▶ INSTRUCTIONS TO FOLLOW
Identify the lines containing the word "title". Copy each one.

## BEGIN

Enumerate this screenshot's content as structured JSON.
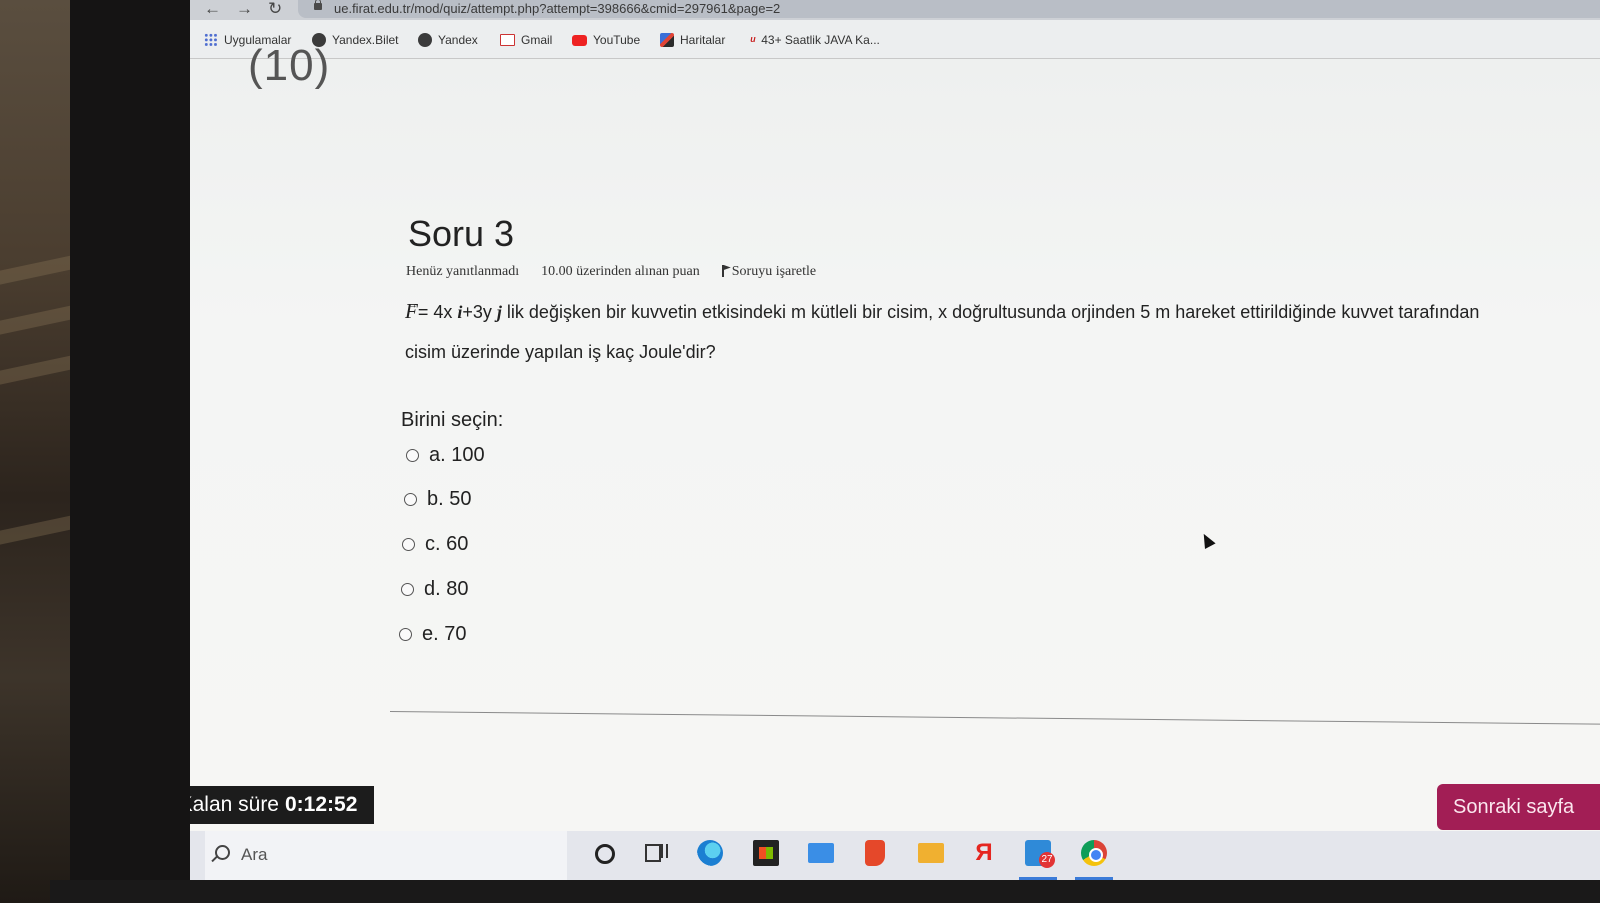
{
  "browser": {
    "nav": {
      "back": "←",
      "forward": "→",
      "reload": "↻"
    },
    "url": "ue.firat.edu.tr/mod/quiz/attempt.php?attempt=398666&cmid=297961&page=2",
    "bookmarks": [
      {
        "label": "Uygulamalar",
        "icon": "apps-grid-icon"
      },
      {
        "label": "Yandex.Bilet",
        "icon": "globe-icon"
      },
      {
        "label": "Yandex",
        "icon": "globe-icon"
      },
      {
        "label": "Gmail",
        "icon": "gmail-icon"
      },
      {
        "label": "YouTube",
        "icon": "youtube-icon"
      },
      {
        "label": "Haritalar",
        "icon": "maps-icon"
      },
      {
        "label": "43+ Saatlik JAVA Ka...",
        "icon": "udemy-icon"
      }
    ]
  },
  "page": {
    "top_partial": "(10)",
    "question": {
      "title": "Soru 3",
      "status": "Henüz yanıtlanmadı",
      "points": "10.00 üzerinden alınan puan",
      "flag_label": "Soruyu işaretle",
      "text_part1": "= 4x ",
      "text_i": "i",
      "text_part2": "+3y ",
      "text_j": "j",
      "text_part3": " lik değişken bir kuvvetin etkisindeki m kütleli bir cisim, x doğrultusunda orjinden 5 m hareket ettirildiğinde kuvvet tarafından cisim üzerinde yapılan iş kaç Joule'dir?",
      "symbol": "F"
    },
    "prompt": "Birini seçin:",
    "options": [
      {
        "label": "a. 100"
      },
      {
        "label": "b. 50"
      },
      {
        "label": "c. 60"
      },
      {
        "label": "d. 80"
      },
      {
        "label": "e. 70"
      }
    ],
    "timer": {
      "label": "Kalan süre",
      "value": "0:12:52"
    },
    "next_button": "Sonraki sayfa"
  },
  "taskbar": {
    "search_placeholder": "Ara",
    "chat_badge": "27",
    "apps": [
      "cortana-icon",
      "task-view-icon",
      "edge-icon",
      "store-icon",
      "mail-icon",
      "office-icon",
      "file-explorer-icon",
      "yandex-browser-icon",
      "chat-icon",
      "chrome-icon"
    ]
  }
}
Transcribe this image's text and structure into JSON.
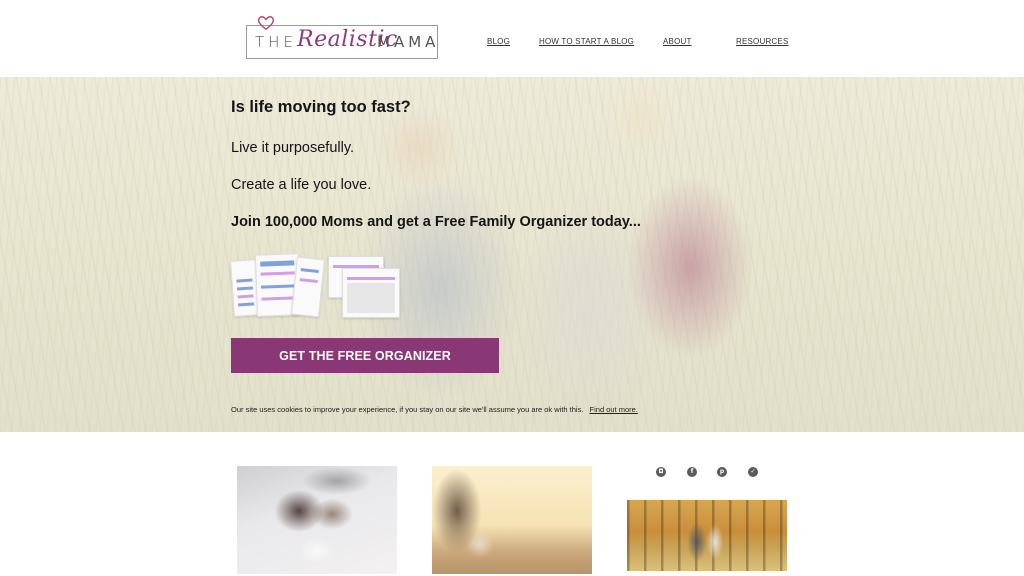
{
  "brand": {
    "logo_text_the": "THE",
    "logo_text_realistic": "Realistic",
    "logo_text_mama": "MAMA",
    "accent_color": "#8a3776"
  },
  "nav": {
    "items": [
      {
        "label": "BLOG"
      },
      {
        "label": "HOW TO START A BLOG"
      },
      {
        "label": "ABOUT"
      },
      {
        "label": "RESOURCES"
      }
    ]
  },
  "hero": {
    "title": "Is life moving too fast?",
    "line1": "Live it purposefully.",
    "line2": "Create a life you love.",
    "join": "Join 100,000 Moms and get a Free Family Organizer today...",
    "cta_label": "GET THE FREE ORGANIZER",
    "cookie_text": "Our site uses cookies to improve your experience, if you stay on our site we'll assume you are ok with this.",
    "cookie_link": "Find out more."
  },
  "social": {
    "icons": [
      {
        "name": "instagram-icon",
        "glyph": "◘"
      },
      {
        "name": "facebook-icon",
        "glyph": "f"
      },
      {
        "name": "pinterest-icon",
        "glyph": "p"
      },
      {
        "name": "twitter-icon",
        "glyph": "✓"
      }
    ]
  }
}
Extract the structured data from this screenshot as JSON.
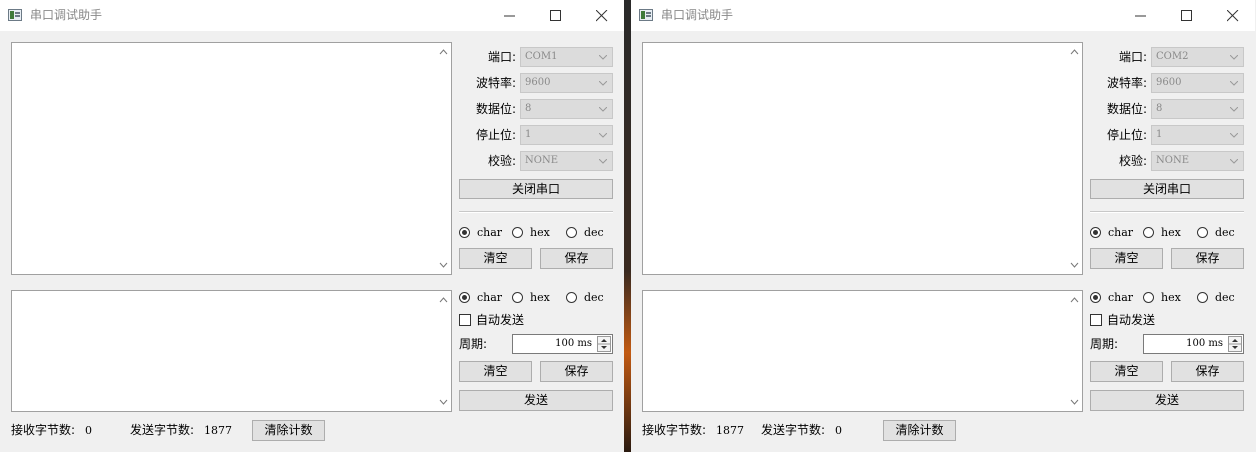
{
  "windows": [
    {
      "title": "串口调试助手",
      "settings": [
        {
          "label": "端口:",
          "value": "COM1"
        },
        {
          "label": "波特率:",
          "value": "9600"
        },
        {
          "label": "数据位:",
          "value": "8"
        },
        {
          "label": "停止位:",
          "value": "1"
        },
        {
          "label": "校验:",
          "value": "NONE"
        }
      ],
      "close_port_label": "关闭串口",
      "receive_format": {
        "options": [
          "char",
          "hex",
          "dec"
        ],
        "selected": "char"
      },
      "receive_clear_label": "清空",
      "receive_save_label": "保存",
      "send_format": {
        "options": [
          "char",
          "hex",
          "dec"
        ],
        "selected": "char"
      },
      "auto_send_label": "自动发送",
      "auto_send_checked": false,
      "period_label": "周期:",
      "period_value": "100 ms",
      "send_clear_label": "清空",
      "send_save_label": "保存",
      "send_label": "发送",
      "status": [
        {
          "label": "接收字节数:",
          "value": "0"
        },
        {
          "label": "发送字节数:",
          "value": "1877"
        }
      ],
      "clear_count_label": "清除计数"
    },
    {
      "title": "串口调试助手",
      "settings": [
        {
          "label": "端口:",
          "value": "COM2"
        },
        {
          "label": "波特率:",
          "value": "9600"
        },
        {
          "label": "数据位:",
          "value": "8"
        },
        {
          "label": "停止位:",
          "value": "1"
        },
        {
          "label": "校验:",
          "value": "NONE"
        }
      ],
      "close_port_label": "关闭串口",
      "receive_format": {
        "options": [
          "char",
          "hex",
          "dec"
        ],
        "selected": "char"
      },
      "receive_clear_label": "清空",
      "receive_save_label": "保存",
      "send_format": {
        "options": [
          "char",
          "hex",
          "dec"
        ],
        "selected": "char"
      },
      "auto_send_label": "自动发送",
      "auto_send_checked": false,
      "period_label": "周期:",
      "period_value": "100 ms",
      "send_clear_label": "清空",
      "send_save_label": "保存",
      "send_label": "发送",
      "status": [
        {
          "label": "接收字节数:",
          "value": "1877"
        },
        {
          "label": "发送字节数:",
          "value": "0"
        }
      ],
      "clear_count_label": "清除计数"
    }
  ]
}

## END

▶ THE COMPLETED TASK
      "title": "Soru 3",
    "title": "Is life moving too fast?",
      "title": "串口调试助手",
      "title": "串口调试助手",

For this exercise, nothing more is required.